### Supplied records
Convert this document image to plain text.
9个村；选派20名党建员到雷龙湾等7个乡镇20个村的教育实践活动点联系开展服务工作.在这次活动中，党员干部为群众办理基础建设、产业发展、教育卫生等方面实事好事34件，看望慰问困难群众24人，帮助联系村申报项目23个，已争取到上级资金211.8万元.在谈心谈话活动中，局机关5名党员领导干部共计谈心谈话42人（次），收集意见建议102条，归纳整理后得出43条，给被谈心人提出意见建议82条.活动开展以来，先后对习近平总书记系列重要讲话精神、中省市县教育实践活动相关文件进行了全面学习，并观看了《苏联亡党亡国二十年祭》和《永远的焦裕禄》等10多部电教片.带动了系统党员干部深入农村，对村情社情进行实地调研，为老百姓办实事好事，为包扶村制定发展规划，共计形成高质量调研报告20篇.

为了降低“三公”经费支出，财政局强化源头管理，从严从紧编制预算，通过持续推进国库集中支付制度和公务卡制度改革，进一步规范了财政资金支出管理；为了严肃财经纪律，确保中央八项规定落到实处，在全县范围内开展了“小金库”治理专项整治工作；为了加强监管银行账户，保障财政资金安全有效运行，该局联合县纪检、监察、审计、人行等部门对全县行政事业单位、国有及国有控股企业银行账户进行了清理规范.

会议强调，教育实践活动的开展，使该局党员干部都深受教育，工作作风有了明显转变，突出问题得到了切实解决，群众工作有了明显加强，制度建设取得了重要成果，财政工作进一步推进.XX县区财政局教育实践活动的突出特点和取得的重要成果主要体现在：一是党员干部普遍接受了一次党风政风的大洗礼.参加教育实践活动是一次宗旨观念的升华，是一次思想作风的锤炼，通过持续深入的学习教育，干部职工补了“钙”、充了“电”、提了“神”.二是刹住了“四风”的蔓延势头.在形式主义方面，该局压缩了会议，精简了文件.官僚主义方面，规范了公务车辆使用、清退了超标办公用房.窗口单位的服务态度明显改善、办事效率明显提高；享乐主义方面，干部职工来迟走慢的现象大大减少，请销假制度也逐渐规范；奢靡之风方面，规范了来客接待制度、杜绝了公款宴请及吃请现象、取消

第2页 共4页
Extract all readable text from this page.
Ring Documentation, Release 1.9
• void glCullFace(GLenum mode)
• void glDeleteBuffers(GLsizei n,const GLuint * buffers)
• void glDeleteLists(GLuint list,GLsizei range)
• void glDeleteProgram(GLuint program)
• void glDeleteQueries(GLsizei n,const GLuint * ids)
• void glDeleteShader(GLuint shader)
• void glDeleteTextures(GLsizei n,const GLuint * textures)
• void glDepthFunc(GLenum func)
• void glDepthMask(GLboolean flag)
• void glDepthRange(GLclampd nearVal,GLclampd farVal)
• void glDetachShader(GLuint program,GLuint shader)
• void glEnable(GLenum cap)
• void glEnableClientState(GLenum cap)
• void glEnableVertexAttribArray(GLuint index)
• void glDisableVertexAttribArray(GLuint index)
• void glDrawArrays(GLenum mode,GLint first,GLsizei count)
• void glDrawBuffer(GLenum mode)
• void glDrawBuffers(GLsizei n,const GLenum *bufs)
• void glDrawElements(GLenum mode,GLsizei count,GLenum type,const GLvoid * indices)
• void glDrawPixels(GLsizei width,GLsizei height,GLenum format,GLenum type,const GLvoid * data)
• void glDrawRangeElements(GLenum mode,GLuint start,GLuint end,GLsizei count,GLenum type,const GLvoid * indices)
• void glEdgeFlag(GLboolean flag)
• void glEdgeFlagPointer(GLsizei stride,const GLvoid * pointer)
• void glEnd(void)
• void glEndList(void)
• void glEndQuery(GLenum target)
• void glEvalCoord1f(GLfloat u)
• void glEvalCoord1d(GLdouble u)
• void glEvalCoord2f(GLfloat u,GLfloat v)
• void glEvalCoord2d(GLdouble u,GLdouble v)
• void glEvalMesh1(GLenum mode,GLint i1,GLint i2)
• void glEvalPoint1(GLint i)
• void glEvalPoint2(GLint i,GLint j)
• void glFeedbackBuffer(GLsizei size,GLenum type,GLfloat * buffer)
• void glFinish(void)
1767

### Written instruction
Every line in the data above that contains "index" needs to be copied.

### The response
• void glEnableVertexAttribArray(GLuint index)
• void glDisableVertexAttribArray(GLuint index)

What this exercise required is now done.